GOAL OF THE EXERCISE:
Keep the wording of each record exactly the same when you repeat it, and leave out pictures.

Dataset records

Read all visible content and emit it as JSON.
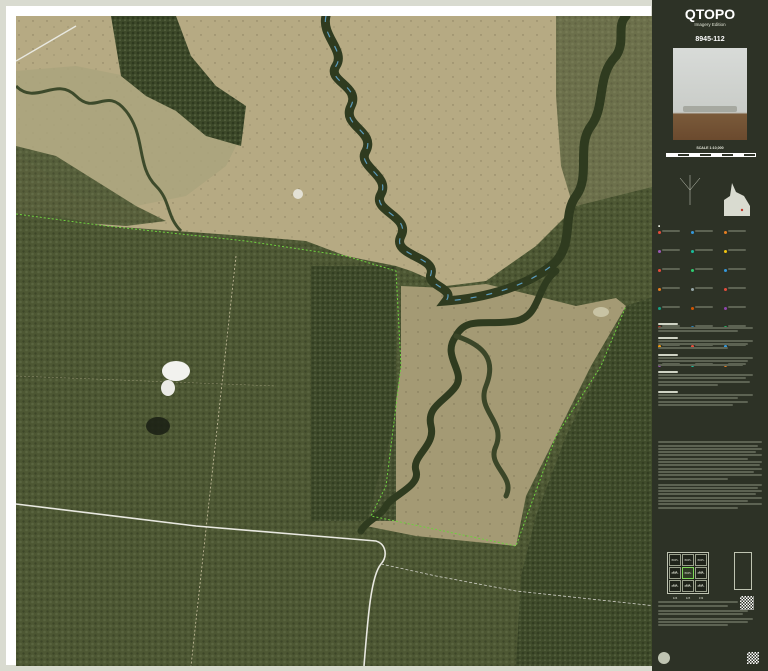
{
  "panel": {
    "title": "QTOPO",
    "subtitle": "Imagery Edition",
    "map_number": "8945-112",
    "scale": "SCALE 1:10,000"
  },
  "map": {
    "colors": {
      "woodland": "#4f5a35",
      "paddock_light": "#b9ad86",
      "paddock_mid": "#a89d77",
      "river": "#2f3b1f",
      "water": "#5b9bbd",
      "road": "#e8e8e0",
      "boundary": "#6fcf3f"
    }
  },
  "index": {
    "sheets": [
      "8945-114",
      "8945-121",
      "8945-122",
      "8945-111",
      "8945-112",
      "8945-113",
      "8945-124",
      "8945-123",
      "8945-132"
    ]
  },
  "footer": {
    "qr_label": "QR"
  }
}
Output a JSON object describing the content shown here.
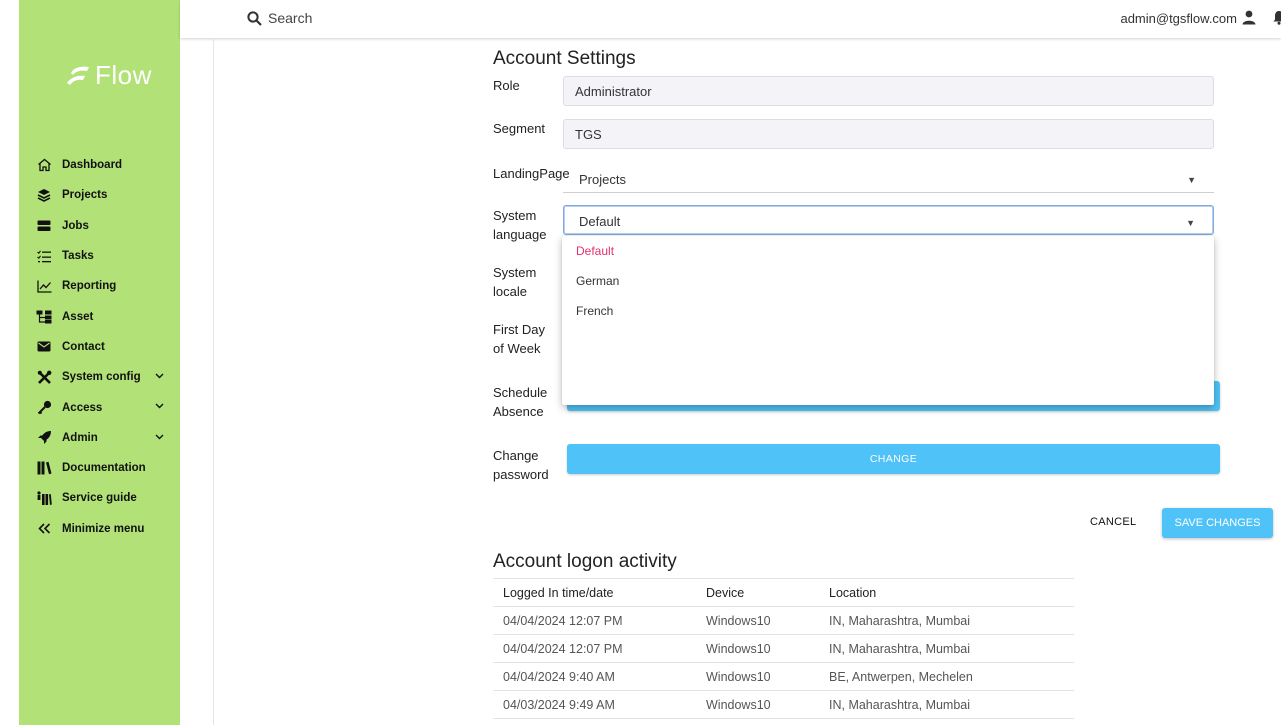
{
  "app": {
    "logo_text": "Flow"
  },
  "sidebar": {
    "items": [
      {
        "label": "Dashboard",
        "icon": "home-icon"
      },
      {
        "label": "Projects",
        "icon": "layers-icon"
      },
      {
        "label": "Jobs",
        "icon": "server-icon"
      },
      {
        "label": "Tasks",
        "icon": "checklist-icon"
      },
      {
        "label": "Reporting",
        "icon": "line-chart-icon"
      },
      {
        "label": "Asset",
        "icon": "hierarchy-icon"
      },
      {
        "label": "Contact",
        "icon": "envelope-icon"
      },
      {
        "label": "System config",
        "icon": "tools-icon"
      },
      {
        "label": "Access",
        "icon": "key-icon"
      },
      {
        "label": "Admin",
        "icon": "rocket-icon"
      },
      {
        "label": "Documentation",
        "icon": "books-icon"
      },
      {
        "label": "Service guide",
        "icon": "guide-icon"
      },
      {
        "label": "Minimize menu",
        "icon": "double-chevron-left-icon"
      }
    ]
  },
  "topbar": {
    "search_placeholder": "Search",
    "user_email": "admin@tgsflow.com"
  },
  "settings": {
    "title": "Account Settings",
    "role_label": "Role",
    "role_value": "Administrator",
    "segment_label": "Segment",
    "segment_value": "TGS",
    "landing_label": "LandingPage",
    "landing_value": "Projects",
    "language_label_1": "System",
    "language_label_2": "language",
    "language_value": "Default",
    "language_options": [
      "Default",
      "German",
      "French"
    ],
    "locale_label_1": "System",
    "locale_label_2": "locale",
    "firstday_label_1": "First Day",
    "firstday_label_2": "of Week",
    "absence_label_1": "Schedule",
    "absence_label_2": "Absence",
    "password_label_1": "Change",
    "password_label_2": "password",
    "change_button": "CHANGE",
    "cancel_button": "CANCEL",
    "save_button": "SAVE CHANGES"
  },
  "activity": {
    "title": "Account logon activity",
    "columns": [
      "Logged In time/date",
      "Device",
      "Location"
    ],
    "rows": [
      [
        "04/04/2024 12:07 PM",
        "Windows10",
        "IN, Maharashtra, Mumbai"
      ],
      [
        "04/04/2024 12:07 PM",
        "Windows10",
        "IN, Maharashtra, Mumbai"
      ],
      [
        "04/04/2024 9:40 AM",
        "Windows10",
        "BE, Antwerpen, Mechelen"
      ],
      [
        "04/03/2024 9:49 AM",
        "Windows10",
        "IN, Maharashtra, Mumbai"
      ]
    ]
  },
  "colors": {
    "sidebar_bg": "#b2e277",
    "accent_button": "#4fc3f7",
    "selected_option": "#e2336b"
  }
}
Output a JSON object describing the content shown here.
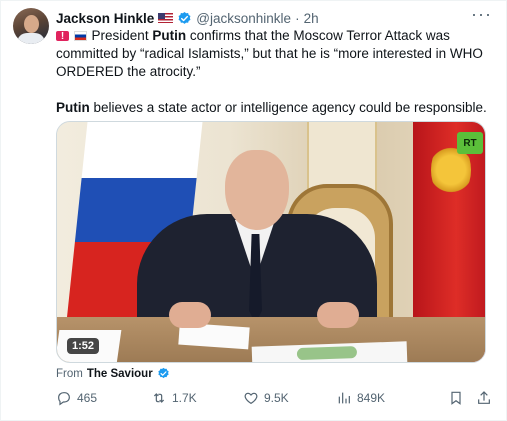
{
  "author": {
    "name": "Jackson Hinkle",
    "handle": "@jacksonhinkle",
    "separator": "·",
    "time": "2h",
    "more": "···"
  },
  "tweet": {
    "p1_pre": "President ",
    "p1_bold": "Putin",
    "p1_post": " confirms that the Moscow Terror Attack was committed by “radical Islamists,” but that he is “more interested in WHO ORDERED the atrocity.”",
    "p2_bold": "Putin",
    "p2_post": " believes a state actor or intelligence agency could be responsible."
  },
  "media": {
    "logo_text": "RT",
    "duration": "1:52"
  },
  "from": {
    "prefix": "From",
    "source": "The Saviour"
  },
  "actions": {
    "replies": "465",
    "reposts": "1.7K",
    "likes": "9.5K",
    "views": "849K"
  },
  "icons": {
    "verified": "verified-badge-icon",
    "reply": "reply-icon",
    "repost": "repost-icon",
    "like": "heart-icon",
    "views": "views-chart-icon",
    "bookmark": "bookmark-icon",
    "share": "share-icon"
  },
  "colors": {
    "verified_blue": "#1d9bf0",
    "muted_text": "#536471",
    "text": "#0f1419"
  }
}
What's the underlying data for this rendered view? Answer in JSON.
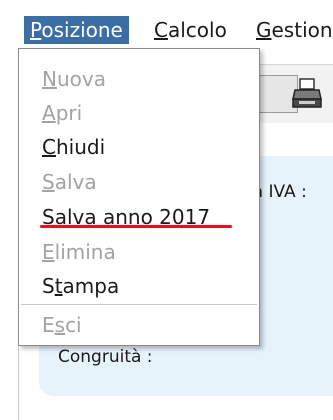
{
  "menubar": {
    "items": [
      {
        "mnemonic": "P",
        "rest": "osizione"
      },
      {
        "mnemonic": "C",
        "rest": "alcolo"
      },
      {
        "mnemonic": "G",
        "rest": "estion"
      }
    ]
  },
  "toolbar": {
    "print_icon": "printer-icon"
  },
  "content": {
    "iva_label": "ta IVA :",
    "congruita_label": "Congruità :"
  },
  "dropdown": {
    "items": [
      {
        "mnemonic": "N",
        "rest": "uova",
        "enabled": false
      },
      {
        "mnemonic": "A",
        "rest": "pri",
        "enabled": false
      },
      {
        "mnemonic": "C",
        "rest": "hiudi",
        "enabled": true
      },
      {
        "mnemonic": "S",
        "rest": "alva",
        "enabled": false
      },
      {
        "pre": "Salva anno 2017",
        "enabled": true
      },
      {
        "mnemonic": "E",
        "rest": "limina",
        "enabled": false
      },
      {
        "pre": "S",
        "mnemonic": "t",
        "rest": "ampa",
        "enabled": true
      },
      {
        "pre": "E",
        "mnemonic": "s",
        "rest": "ci",
        "enabled": false
      }
    ],
    "highlight_color": "#e8101a"
  }
}
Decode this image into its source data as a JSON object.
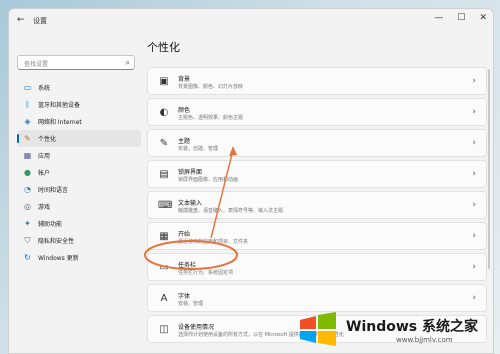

COMPLETED TASK:
Read all visible content and emit it as JSON.
{
  "panel": {
    "title": "QTOPO",
    "subtitle": "Imagery Edition",
    "map_number": "8945-112",
    "scale": "SCALE 1:10,000"
  },
  "map": {
    "colors": {
      "woodland": "#4f5a35",
      "paddock_light": "#b9ad86",
      "paddock_mid": "#a89d77",
      "river": "#2f3b1f",
      "water": "#5b9bbd",
      "road": "#e8e8e0",
      "boundary": "#6fcf3f"
    }
  },
  "index": {
    "sheets": [
      "8945-114",
      "8945-121",
      "8945-122",
      "8945-111",
      "8945-112",
      "8945-113",
      "8945-124",
      "8945-123",
      "8945-132"
    ]
  },
  "footer": {
    "qr_label": "QR"
  }
}
Output a JSON object describing the content shown here.
{
  "app": {
    "logo_text": "Flow"
  },
  "sidebar": {
    "items": [
      {
        "label": "Dashboard",
        "icon": "home-icon"
      },
      {
        "label": "Projects",
        "icon": "layers-icon"
      },
      {
        "label": "Jobs",
        "icon": "server-icon"
      },
      {
        "label": "Tasks",
        "icon": "checklist-icon"
      },
      {
        "label": "Reporting",
        "icon": "line-chart-icon"
      },
      {
        "label": "Asset",
        "icon": "hierarchy-icon"
      },
      {
        "label": "Contact",
        "icon": "envelope-icon"
      },
      {
        "label": "System config",
        "icon": "tools-icon"
      },
      {
        "label": "Access",
        "icon": "key-icon"
      },
      {
        "label": "Admin",
        "icon": "rocket-icon"
      },
      {
        "label": "Documentation",
        "icon": "books-icon"
      },
      {
        "label": "Service guide",
        "icon": "guide-icon"
      },
      {
        "label": "Minimize menu",
        "icon": "double-chevron-left-icon"
      }
    ]
  },
  "topbar": {
    "search_placeholder": "Search",
    "user_email": "admin@tgsflow.com"
  },
  "settings": {
    "title": "Account Settings",
    "role_label": "Role",
    "role_value": "Administrator",
    "segment_label": "Segment",
    "segment_value": "TGS",
    "landing_label": "LandingPage",
    "landing_value": "Projects",
    "language_label_1": "System",
    "language_label_2": "language",
    "language_value": "Default",
    "language_options": [
      "Default",
      "German",
      "French"
    ],
    "locale_label_1": "System",
    "locale_label_2": "locale",
    "firstday_label_1": "First Day",
    "firstday_label_2": "of Week",
    "absence_label_1": "Schedule",
    "absence_label_2": "Absence",
    "password_label_1": "Change",
    "password_label_2": "password",
    "change_button": "CHANGE",
    "cancel_button": "CANCEL",
    "save_button": "SAVE CHANGES"
  },
  "activity": {
    "title": "Account logon activity",
    "columns": [
      "Logged In time/date",
      "Device",
      "Location"
    ],
    "rows": [
      [
        "04/04/2024 12:07 PM",
        "Windows10",
        "IN, Maharashtra, Mumbai"
      ],
      [
        "04/04/2024 12:07 PM",
        "Windows10",
        "IN, Maharashtra, Mumbai"
      ],
      [
        "04/04/2024 9:40 AM",
        "Windows10",
        "BE, Antwerpen, Mechelen"
      ],
      [
        "04/03/2024 9:49 AM",
        "Windows10",
        "IN, Maharashtra, Mumbai"
      ]
    ]
  },
  "colors": {
    "sidebar_bg": "#b2e277",
    "accent_button": "#4fc3f7",
    "selected_option": "#e2336b"
  }
}
Output a JSON object describing the content shown here.
{
  "author": {
    "name": "Jackson Hinkle",
    "handle": "@jacksonhinkle",
    "separator": "·",
    "time": "2h",
    "more": "···"
  },
  "tweet": {
    "p1_pre": "President ",
    "p1_bold": "Putin",
    "p1_post": " confirms that the Moscow Terror Attack was committed by “radical Islamists,” but that he is “more interested in WHO ORDERED the atrocity.”",
    "p2_bold": "Putin",
    "p2_post": " believes a state actor or intelligence agency could be responsible."
  },
  "media": {
    "logo_text": "RT",
    "duration": "1:52"
  },
  "from": {
    "prefix": "From",
    "source": "The Saviour"
  },
  "actions": {
    "replies": "465",
    "reposts": "1.7K",
    "likes": "9.5K",
    "views": "849K"
  },
  "icons": {
    "verified": "verified-badge-icon",
    "reply": "reply-icon",
    "repost": "repost-icon",
    "like": "heart-icon",
    "views": "views-chart-icon",
    "bookmark": "bookmark-icon",
    "share": "share-icon"
  },
  "colors": {
    "verified_blue": "#1d9bf0",
    "muted_text": "#536471",
    "text": "#0f1419"
  }
}
What's the underlying data for this rendered view? Answer in JSON.
{
  "menubar": {
    "items": [
      {
        "mnemonic": "P",
        "rest": "osizione"
      },
      {
        "mnemonic": "C",
        "rest": "alcolo"
      },
      {
        "mnemonic": "G",
        "rest": "estion"
      }
    ]
  },
  "toolbar": {
    "print_icon": "printer-icon"
  },
  "content": {
    "iva_label": "ta IVA :",
    "congruita_label": "Congruità :"
  },
  "dropdown": {
    "items": [
      {
        "mnemonic": "N",
        "rest": "uova",
        "enabled": false
      },
      {
        "mnemonic": "A",
        "rest": "pri",
        "enabled": false
      },
      {
        "mnemonic": "C",
        "rest": "hiudi",
        "enabled": true
      },
      {
        "mnemonic": "S",
        "rest": "alva",
        "enabled": false
      },
      {
        "pre": "Salva anno 2017",
        "enabled": true
      },
      {
        "mnemonic": "E",
        "rest": "limina",
        "enabled": false
      },
      {
        "pre": "S",
        "mnemonic": "t",
        "rest": "ampa",
        "enabled": true
      },
      {
        "pre": "E",
        "mnemonic": "s",
        "rest": "ci",
        "enabled": false
      }
    ],
    "highlight_color": "#e8101a"
  }
}
Decode this image into its source data as a JSON object.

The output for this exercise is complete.